• **Goal of the exercise**: Write out all the entries word for word, but skip any images.

------------------------

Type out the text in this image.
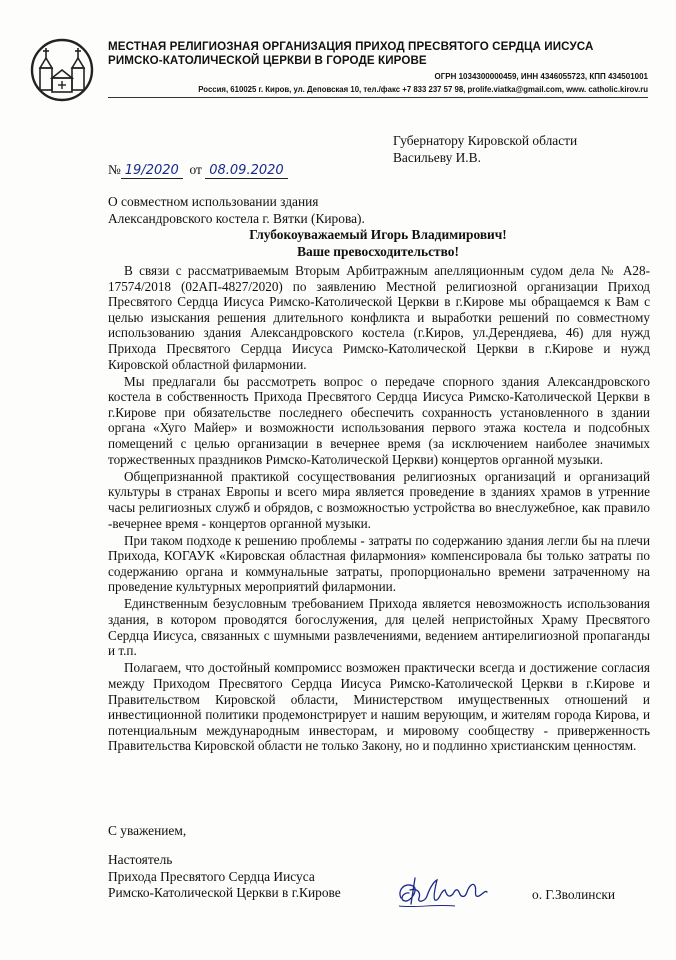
МЕСТНАЯ РЕЛИГИОЗНАЯ ОРГАНИЗАЦИЯ ПРИХОД ПРЕСВЯТОГО СЕРДЦА ИИСУСА
РИМСКО-КАТОЛИЧЕСКОЙ ЦЕРКВИ В ГОРОДЕ КИРОВЕ
ОГРН 1034300000459, ИНН 4346055723, КПП 434501001
Россия, 610025 г. Киров, ул. Деповская 10, тел./факс +7 833 237 57 98, prolife.viatka@gmail.com, www. catholic.kirov.ru
Губернатору Кировской области
Васильеву И.В.
№ 19/2020 от 08.09.2020
О совместном использовании здания
Александровского костела г. Вятки (Кирова).
Глубокоуважаемый Игорь Владимирович!
Ваше превосходительство!

В связи с рассматриваемым Вторым Арбитражным апелляционным судом дела № А28-17574/2018 (02АП-4827/2020) по заявлению Местной религиозной организации Приход Пресвятого Сердца Иисуса Римско-Католической Церкви в г.Кирове мы обращаемся к Вам с целью изыскания решения длительного конфликта и выработки решений по совместному использованию здания Александровского костела (г.Киров, ул.Дерендяева, 46) для нужд Прихода Пресвятого Сердца Иисуса Римско-Католической Церкви в г.Кирове и нужд Кировской областной филармонии.

Мы предлагали бы рассмотреть вопрос о передаче спорного здания Александровского костела в собственность Прихода Пресвятого Сердца Иисуса Римско-Католической Церкви в г.Кирове при обязательстве последнего обеспечить сохранность установленного в здании органа «Хуго Майер» и возможности использования первого этажа костела и подсобных помещений с целью организации в вечернее время (за исключением наиболее значимых торжественных праздников Римско-Католической Церкви) концертов органной музыки.

Общепризнанной практикой сосуществования религиозных организаций и организаций культуры в странах Европы и всего мира является проведение в зданиях храмов в утренние часы религиозных служб и обрядов, с возможностью устройства во внеслужебное, как правило -вечернее время - концертов органной музыки.

При таком подходе к решению проблемы - затраты по содержанию здания легли бы на плечи Прихода, КОГАУК «Кировская областная филармония» компенсировала бы только затраты по содержанию органа и коммунальные затраты, пропорционально времени затраченному на проведение культурных мероприятий филармонии.

Единственным безусловным требованием Прихода является невозможность использования здания, в котором проводятся богослужения, для целей непристойных Храму Пресвятого Сердца Иисуса, связанных с шумными развлечениями, ведением антирелигиозной пропаганды и т.п.

Полагаем, что достойный компромисс возможен практически всегда и достижение согласия между Приходом Пресвятого Сердца Иисуса Римско-Католической Церкви в г.Кирове и Правительством Кировской области, Министерством имущественных отношений и инвестиционной политики продемонстрирует и нашим верующим, и жителям города Кирова, и потенциальным международным инвесторам, и мировому сообществу - приверженность Правительства Кировской области не только Закону, но и подлинно христианским ценностям.

С уважением,
Настоятель
Прихода Пресвятого Сердца Иисуса
Римско-Католической Церкви в г.Кирове	о. Г.Зволински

------------------------

• **Answer to the exercise**:
Type out the text in this image.
МЕСТНАЯ РЕЛИГИОЗНАЯ ОРГАНИЗАЦИЯ ПРИХОД ПРЕСВЯТОГО СЕРДЦА ИИСУСА
РИМСКО-КАТОЛИЧЕСКОЙ ЦЕРКВИ В ГОРОДЕ КИРОВЕ
ОГРН 1034300000459, ИНН 4346055723, КПП 434501001
Россия, 610025 г. Киров, ул. Деповская 10, тел./факс +7 833 237 57 98, prolife.viatka@gmail.com, www. catholic.kirov.ru
Губернатору Кировской области
Васильеву И.В.
№ 19/2020 от 08.09.2020
О совместном использовании здания
Александровского костела г. Вятки (Кирова).
Глубокоуважаемый Игорь Владимирович!
Ваше превосходительство!

В связи с рассматриваемым Вторым Арбитражным апелляционным судом дела № А28-17574/2018 (02АП-4827/2020) по заявлению Местной религиозной организации Приход Пресвятого Сердца Иисуса Римско-Католической Церкви в г.Кирове мы обращаемся к Вам с целью изыскания решения длительного конфликта и выработки решений по совместному использованию здания Александровского костела (г.Киров, ул.Дерендяева, 46) для нужд Прихода Пресвятого Сердца Иисуса Римско-Католической Церкви в г.Кирове и нужд Кировской областной филармонии.

Мы предлагали бы рассмотреть вопрос о передаче спорного здания Александровского костела в собственность Прихода Пресвятого Сердца Иисуса Римско-Католической Церкви в г.Кирове при обязательстве последнего обеспечить сохранность установленного в здании органа «Хуго Майер» и возможности использования первого этажа костела и подсобных помещений с целью организации в вечернее время (за исключением наиболее значимых торжественных праздников Римско-Католической Церкви) концертов органной музыки.

Общепризнанной практикой сосуществования религиозных организаций и организаций культуры в странах Европы и всего мира является проведение в зданиях храмов в утренние часы религиозных служб и обрядов, с возможностью устройства во внеслужебное, как правило -вечернее время - концертов органной музыки.

При таком подходе к решению проблемы - затраты по содержанию здания легли бы на плечи Прихода, КОГАУК «Кировская областная филармония» компенсировала бы только затраты по содержанию органа и коммунальные затраты, пропорционально времени затраченному на проведение культурных мероприятий филармонии.

Единственным безусловным требованием Прихода является невозможность использования здания, в котором проводятся богослужения, для целей непристойных Храму Пресвятого Сердца Иисуса, связанных с шумными развлечениями, ведением антирелигиозной пропаганды и т.п.

Полагаем, что достойный компромисс возможен практически всегда и достижение согласия между Приходом Пресвятого Сердца Иисуса Римско-Католической Церкви в г.Кирове и Правительством Кировской области, Министерством имущественных отношений и инвестиционной политики продемонстрирует и нашим верующим, и жителям города Кирова, и потенциальным международным инвесторам, и мировому сообществу - приверженность Правительства Кировской области не только Закону, но и подлинно христианским ценностям.

С уважением,
Настоятель
Прихода Пресвятого Сердца Иисуса
Римско-Католической Церкви в г.Кирове	о. Г.Зволински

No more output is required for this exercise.